> [Exercise]
Rewrite all of the lines below, changing every "cushion" to "pillow" and keeping everything else the same. Leave the pictures out of your answer.

> [Records for the exercise]
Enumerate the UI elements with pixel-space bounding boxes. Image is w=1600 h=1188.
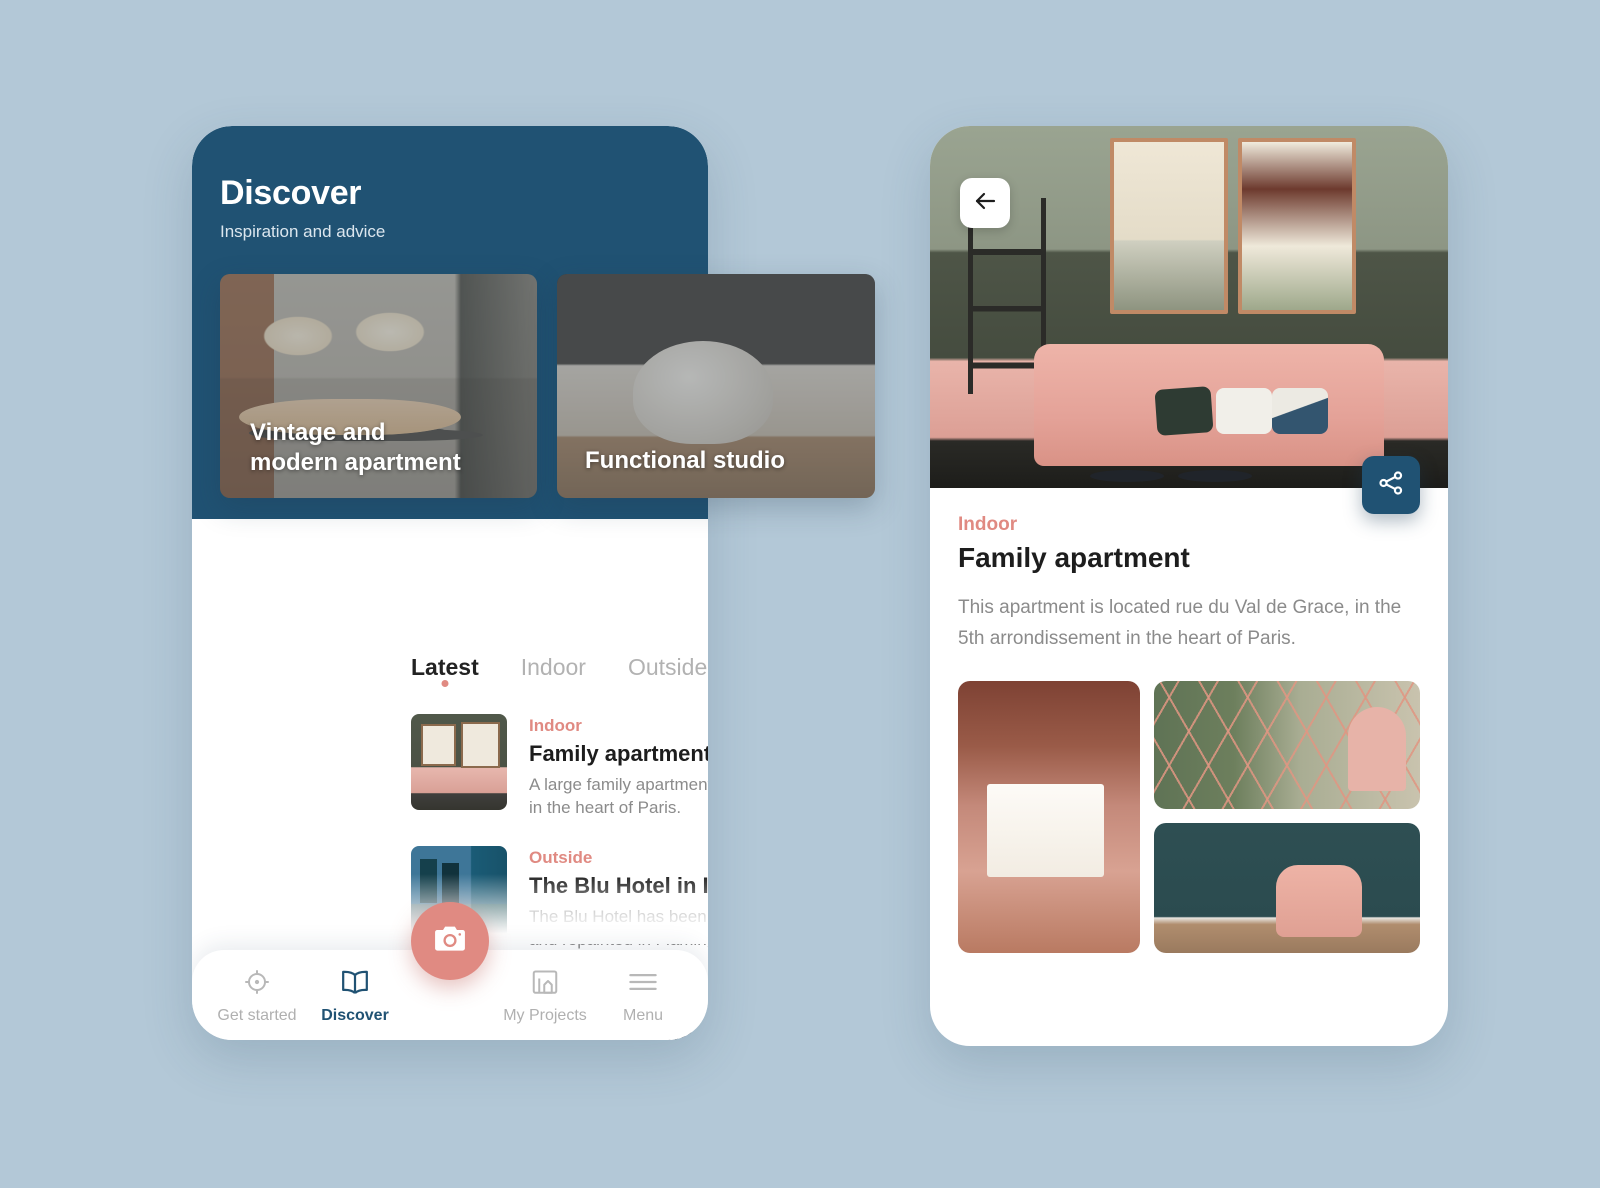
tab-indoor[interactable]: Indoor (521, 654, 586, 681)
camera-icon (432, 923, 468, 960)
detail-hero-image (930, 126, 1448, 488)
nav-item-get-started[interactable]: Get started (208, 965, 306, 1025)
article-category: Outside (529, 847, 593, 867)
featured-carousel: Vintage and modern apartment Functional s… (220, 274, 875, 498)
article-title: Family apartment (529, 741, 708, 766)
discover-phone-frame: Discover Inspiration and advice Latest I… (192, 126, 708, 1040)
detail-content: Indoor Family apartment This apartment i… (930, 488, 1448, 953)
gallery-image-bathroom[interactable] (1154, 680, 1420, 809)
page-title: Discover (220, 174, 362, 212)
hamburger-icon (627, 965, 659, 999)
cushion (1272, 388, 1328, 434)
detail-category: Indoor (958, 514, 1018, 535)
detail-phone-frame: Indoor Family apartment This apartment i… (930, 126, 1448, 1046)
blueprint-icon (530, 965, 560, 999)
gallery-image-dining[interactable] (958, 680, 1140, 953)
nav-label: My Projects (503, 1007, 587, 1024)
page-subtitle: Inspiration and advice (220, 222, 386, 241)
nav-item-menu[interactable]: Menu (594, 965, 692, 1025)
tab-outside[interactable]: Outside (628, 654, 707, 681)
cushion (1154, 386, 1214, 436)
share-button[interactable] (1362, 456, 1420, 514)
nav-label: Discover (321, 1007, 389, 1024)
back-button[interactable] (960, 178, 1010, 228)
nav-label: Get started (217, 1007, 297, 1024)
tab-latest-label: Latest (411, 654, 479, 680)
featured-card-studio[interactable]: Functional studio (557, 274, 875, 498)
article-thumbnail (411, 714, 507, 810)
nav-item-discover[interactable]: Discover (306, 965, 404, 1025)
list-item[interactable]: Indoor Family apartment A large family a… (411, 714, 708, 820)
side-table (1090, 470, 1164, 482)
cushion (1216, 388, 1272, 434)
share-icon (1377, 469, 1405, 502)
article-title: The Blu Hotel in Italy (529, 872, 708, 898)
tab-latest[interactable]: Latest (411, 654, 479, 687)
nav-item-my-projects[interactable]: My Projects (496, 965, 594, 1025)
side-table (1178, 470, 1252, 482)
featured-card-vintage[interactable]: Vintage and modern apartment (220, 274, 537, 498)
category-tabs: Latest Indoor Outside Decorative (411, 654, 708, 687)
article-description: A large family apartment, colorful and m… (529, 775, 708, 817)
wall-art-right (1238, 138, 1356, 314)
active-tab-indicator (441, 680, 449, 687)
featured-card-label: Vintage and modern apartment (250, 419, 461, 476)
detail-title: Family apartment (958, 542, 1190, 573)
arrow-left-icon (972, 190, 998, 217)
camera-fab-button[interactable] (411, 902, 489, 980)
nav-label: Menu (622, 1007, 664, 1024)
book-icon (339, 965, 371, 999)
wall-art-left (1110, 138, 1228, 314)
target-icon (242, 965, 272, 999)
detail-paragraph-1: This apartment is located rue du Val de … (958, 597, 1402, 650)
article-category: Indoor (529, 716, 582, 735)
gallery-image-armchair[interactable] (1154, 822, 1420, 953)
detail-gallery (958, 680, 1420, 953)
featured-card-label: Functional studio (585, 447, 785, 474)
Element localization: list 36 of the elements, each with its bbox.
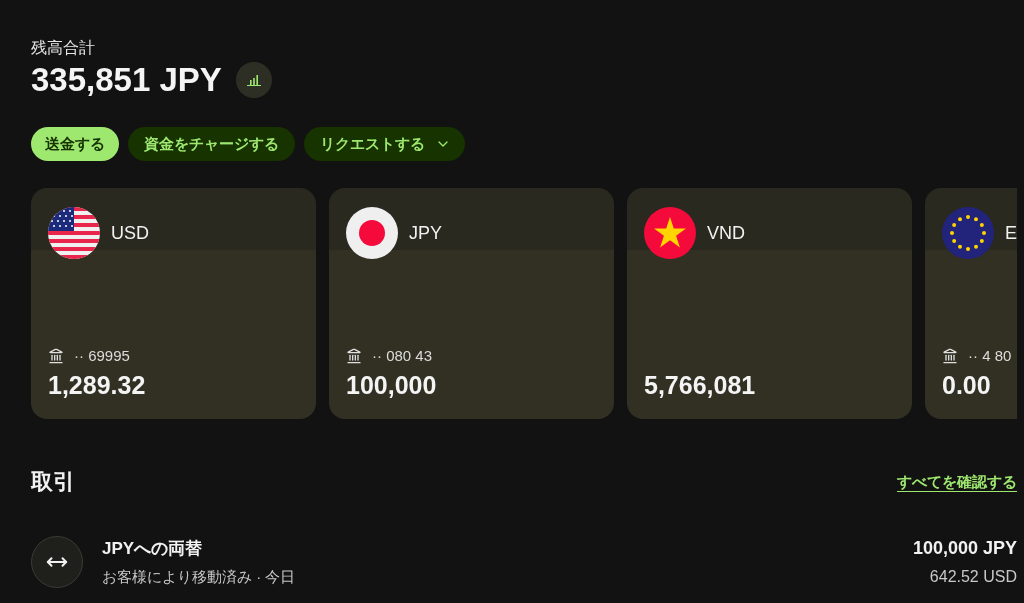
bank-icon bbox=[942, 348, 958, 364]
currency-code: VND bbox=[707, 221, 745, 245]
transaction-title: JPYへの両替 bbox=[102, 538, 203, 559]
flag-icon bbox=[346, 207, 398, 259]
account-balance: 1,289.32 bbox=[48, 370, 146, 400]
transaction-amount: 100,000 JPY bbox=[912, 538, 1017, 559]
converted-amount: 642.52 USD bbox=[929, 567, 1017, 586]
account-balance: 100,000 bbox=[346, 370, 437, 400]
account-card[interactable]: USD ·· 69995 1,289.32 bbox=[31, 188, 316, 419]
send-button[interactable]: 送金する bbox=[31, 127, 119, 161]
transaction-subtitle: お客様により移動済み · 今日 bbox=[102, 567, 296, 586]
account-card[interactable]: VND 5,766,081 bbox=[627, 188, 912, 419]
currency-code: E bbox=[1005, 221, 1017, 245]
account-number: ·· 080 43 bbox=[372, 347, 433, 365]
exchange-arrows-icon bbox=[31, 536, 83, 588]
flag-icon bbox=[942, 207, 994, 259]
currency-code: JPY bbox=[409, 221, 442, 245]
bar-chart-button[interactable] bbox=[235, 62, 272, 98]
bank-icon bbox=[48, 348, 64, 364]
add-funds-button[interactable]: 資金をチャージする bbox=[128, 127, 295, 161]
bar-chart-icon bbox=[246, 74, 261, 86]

> [Written answer]
Enumerate the UI elements with pixel-space bounding boxes. Image is w=1600 h=1188.
tab-indoor[interactable]: Indoor (521, 654, 586, 681)
camera-icon (432, 923, 468, 960)
detail-hero-image (930, 126, 1448, 488)
nav-item-get-started[interactable]: Get started (208, 965, 306, 1025)
article-category: Outside (529, 847, 593, 867)
featured-carousel: Vintage and modern apartment Functional s… (220, 274, 875, 498)
article-title: Family apartment (529, 741, 708, 766)
discover-phone-frame: Discover Inspiration and advice Latest I… (192, 126, 708, 1040)
detail-content: Indoor Family apartment This apartment i… (930, 488, 1448, 953)
gallery-image-bathroom[interactable] (1154, 680, 1420, 809)
page-title: Discover (220, 174, 362, 212)
hamburger-icon (627, 965, 659, 999)
pillow (1272, 388, 1328, 434)
detail-category: Indoor (958, 514, 1018, 535)
detail-phone-frame: Indoor Family apartment This apartment i… (930, 126, 1448, 1046)
blueprint-icon (530, 965, 560, 999)
gallery-image-dining[interactable] (958, 680, 1140, 953)
nav-label: My Projects (503, 1007, 587, 1024)
page-subtitle: Inspiration and advice (220, 222, 386, 241)
nav-item-menu[interactable]: Menu (594, 965, 692, 1025)
tab-outside[interactable]: Outside (628, 654, 707, 681)
pillow (1154, 386, 1214, 436)
share-button[interactable] (1362, 456, 1420, 514)
nav-label: Discover (321, 1007, 389, 1024)
back-button[interactable] (960, 178, 1010, 228)
nav-label: Get started (217, 1007, 297, 1024)
tab-latest-label: Latest (411, 654, 479, 680)
featured-card-studio[interactable]: Functional studio (557, 274, 875, 498)
article-thumbnail (411, 714, 507, 810)
nav-item-discover[interactable]: Discover (306, 965, 404, 1025)
list-item[interactable]: Indoor Family apartment A large family a… (411, 714, 708, 820)
side-table (1090, 470, 1164, 482)
pillow (1216, 388, 1272, 434)
share-icon (1377, 469, 1405, 502)
article-title: The Blu Hotel in Italy (529, 872, 708, 898)
tab-latest[interactable]: Latest (411, 654, 479, 687)
nav-item-my-projects[interactable]: My Projects (496, 965, 594, 1025)
side-table (1178, 470, 1252, 482)
featured-card-vintage[interactable]: Vintage and modern apartment (220, 274, 537, 498)
category-tabs: Latest Indoor Outside Decorative (411, 654, 708, 687)
article-description: A large family apartment, colorful and m… (529, 775, 708, 817)
wall-art-right (1238, 138, 1356, 314)
active-tab-indicator (441, 680, 449, 687)
featured-card-label: Vintage and modern apartment (250, 419, 461, 476)
detail-title: Family apartment (958, 542, 1190, 573)
arrow-left-icon (972, 190, 998, 217)
camera-fab-button[interactable] (411, 902, 489, 980)
nav-label: Menu (622, 1007, 664, 1024)
book-icon (339, 965, 371, 999)
wall-art-left (1110, 138, 1228, 314)
target-icon (242, 965, 272, 999)
detail-paragraph-1: This apartment is located rue du Val de … (958, 597, 1402, 650)
article-category: Indoor (529, 716, 582, 735)
gallery-image-armchair[interactable] (1154, 822, 1420, 953)
detail-gallery (958, 680, 1420, 953)
featured-card-label: Functional studio (585, 447, 785, 474)
Element localization: list 36 of the elements, each with its bbox.
bank-icon bbox=[942, 348, 958, 364]
currency-code: VND bbox=[707, 221, 745, 245]
transaction-title: JPYへの両替 bbox=[102, 538, 203, 559]
flag-icon bbox=[346, 207, 398, 259]
account-balance: 1,289.32 bbox=[48, 370, 146, 400]
transaction-amount: 100,000 JPY bbox=[912, 538, 1017, 559]
converted-amount: 642.52 USD bbox=[929, 567, 1017, 586]
account-balance: 100,000 bbox=[346, 370, 437, 400]
account-card[interactable]: USD ·· 69995 1,289.32 bbox=[31, 188, 316, 419]
send-button[interactable]: 送金する bbox=[31, 127, 119, 161]
transaction-subtitle: お客様により移動済み · 今日 bbox=[102, 567, 296, 586]
account-card[interactable]: VND 5,766,081 bbox=[627, 188, 912, 419]
currency-code: E bbox=[1005, 221, 1017, 245]
account-number: ·· 080 43 bbox=[372, 347, 433, 365]
exchange-arrows-icon bbox=[31, 536, 83, 588]
flag-icon bbox=[942, 207, 994, 259]
currency-code: JPY bbox=[409, 221, 442, 245]
bar-chart-button[interactable] bbox=[235, 62, 272, 98]
bank-icon bbox=[48, 348, 64, 364]
add-funds-button[interactable]: 資金をチャージする bbox=[128, 127, 295, 161]
bar-chart-icon bbox=[246, 74, 261, 86]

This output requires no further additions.